* START *

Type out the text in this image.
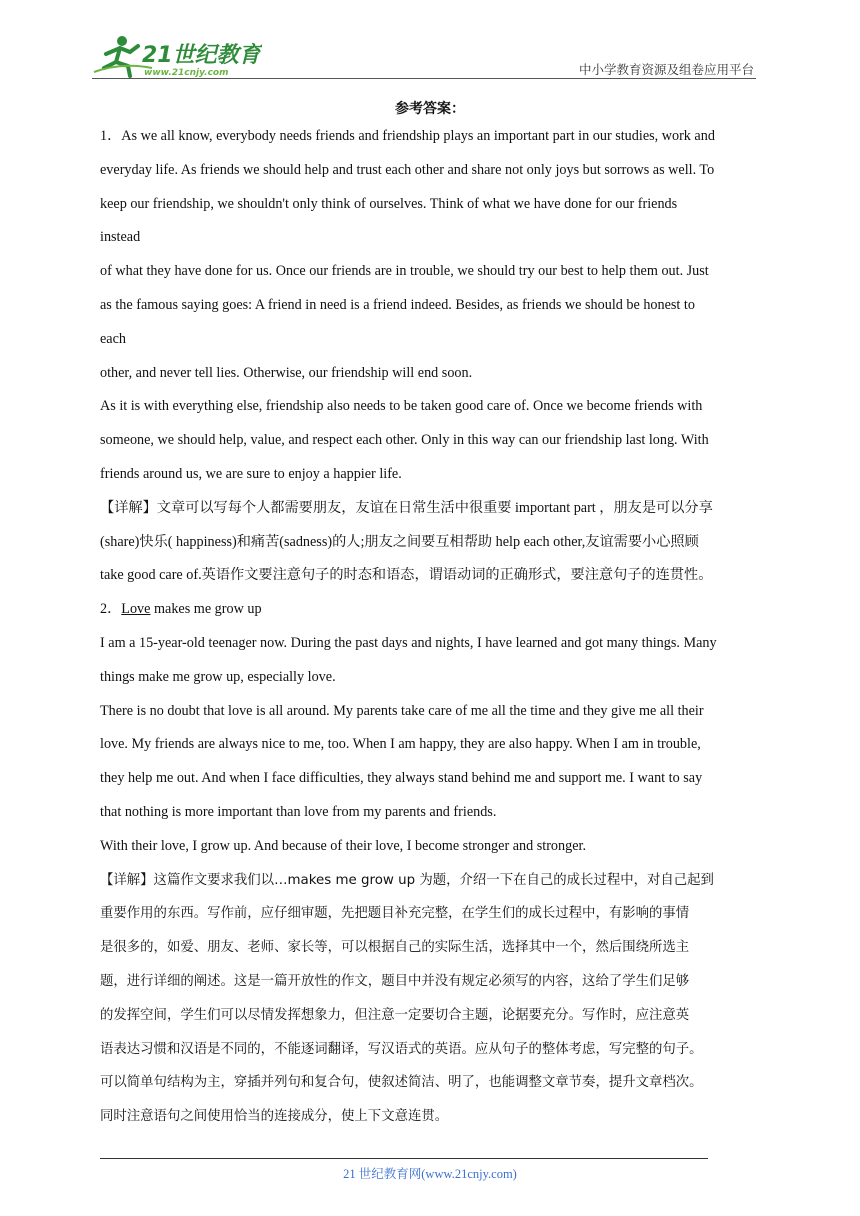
21世纪教育
www.21cnjy.com	中小学教育资源及组卷应用平台
参考答案：
1．As we all know, everybody needs friends and friendship plays an important part in our studies, work and
everyday life. As friends we should help and trust each other and share not only joys but sorrows as well. To
keep our friendship, we shouldn't only think of ourselves. Think of what we have done for our friends
instead
of what they have done for us. Once our friends are in trouble, we should try our best to help them out. Just
as the famous saying goes: A friend in need is a friend indeed. Besides, as friends we should be honest to
each
other, and never tell lies. Otherwise, our friendship will end soon.
As it is with everything else, friendship also needs to be taken good care of. Once we become friends with
someone, we should help, value, and respect each other. Only in this way can our friendship last long. With
friends around us, we are sure to enjoy a happier life.
【详解】文章可以写每个人都需要朋友，友谊在日常生活中很重要 important part ，朋友是可以分享
(share)快乐( happiness)和痛苦(sadness)的人;朋友之间要互相帮助 help each other,友谊需要小心照顾
take good care of.英语作文要注意句子的时态和语态，谓语动词的正确形式，要注意句子的连贯性。
2．Love makes me grow up
I am a 15-year-old teenager now. During the past days and nights, I have learned and got many things. Many
things make me grow up, especially love.
There is no doubt that love is all around. My parents take care of me all the time and they give me all their
love. My friends are always nice to me, too. When I am happy, they are also happy. When I am in trouble,
they help me out. And when I face difficulties, they always stand behind me and support me. I want to say
that nothing is more important than love from my parents and friends.
With their love, I grow up. And because of their love, I become stronger and stronger.
【详解】这篇作文要求我们以…makes me grow up 为题，介绍一下在自己的成长过程中，对自己起到
重要作用的东西。写作前，应仔细审题，先把题目补充完整，在学生们的成长过程中，有影响的事情
是很多的，如爱、朋友、老师、家长等，可以根据自己的实际生活，选择其中一个，然后围绕所选主
题，进行详细的阐述。这是一篇开放性的作文，题目中并没有规定必须写的内容，这给了学生们足够
的发挥空间，学生们可以尽情发挥想象力，但注意一定要切合主题，论据要充分。写作时，应注意英
语表达习惯和汉语是不同的，不能逐词翻译，写汉语式的英语。应从句子的整体考虑，写完整的句子。
可以简单句结构为主，穿插并列句和复合句，使叙述简洁、明了，也能调整文章节奏，提升文章档次。
同时注意语句之间使用恰当的连接成分，使上下文意连贯。
21 世纪教育网(www.21cnjy.com)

* END *

Repeat the material above word for word, please, apart from its images.

Type out the text in this image.
21世纪教育
www.21cnjy.com	中小学教育资源及组卷应用平台
参考答案：
1．As we all know, everybody needs friends and friendship plays an important part in our studies, work and
everyday life. As friends we should help and trust each other and share not only joys but sorrows as well. To
keep our friendship, we shouldn't only think of ourselves. Think of what we have done for our friends
instead
of what they have done for us. Once our friends are in trouble, we should try our best to help them out. Just
as the famous saying goes: A friend in need is a friend indeed. Besides, as friends we should be honest to
each
other, and never tell lies. Otherwise, our friendship will end soon.
As it is with everything else, friendship also needs to be taken good care of. Once we become friends with
someone, we should help, value, and respect each other. Only in this way can our friendship last long. With
friends around us, we are sure to enjoy a happier life.
【详解】文章可以写每个人都需要朋友，友谊在日常生活中很重要 important part ，朋友是可以分享
(share)快乐( happiness)和痛苦(sadness)的人;朋友之间要互相帮助 help each other,友谊需要小心照顾
take good care of.英语作文要注意句子的时态和语态，谓语动词的正确形式，要注意句子的连贯性。
2．Love makes me grow up
I am a 15-year-old teenager now. During the past days and nights, I have learned and got many things. Many
things make me grow up, especially love.
There is no doubt that love is all around. My parents take care of me all the time and they give me all their
love. My friends are always nice to me, too. When I am happy, they are also happy. When I am in trouble,
they help me out. And when I face difficulties, they always stand behind me and support me. I want to say
that nothing is more important than love from my parents and friends.
With their love, I grow up. And because of their love, I become stronger and stronger.
【详解】这篇作文要求我们以…makes me grow up 为题，介绍一下在自己的成长过程中，对自己起到
重要作用的东西。写作前，应仔细审题，先把题目补充完整，在学生们的成长过程中，有影响的事情
是很多的，如爱、朋友、老师、家长等，可以根据自己的实际生活，选择其中一个，然后围绕所选主
题，进行详细的阐述。这是一篇开放性的作文，题目中并没有规定必须写的内容，这给了学生们足够
的发挥空间，学生们可以尽情发挥想象力，但注意一定要切合主题，论据要充分。写作时，应注意英
语表达习惯和汉语是不同的，不能逐词翻译，写汉语式的英语。应从句子的整体考虑，写完整的句子。
可以简单句结构为主，穿插并列句和复合句，使叙述简洁、明了，也能调整文章节奏，提升文章档次。
同时注意语句之间使用恰当的连接成分，使上下文意连贯。
21 世纪教育网(www.21cnjy.com)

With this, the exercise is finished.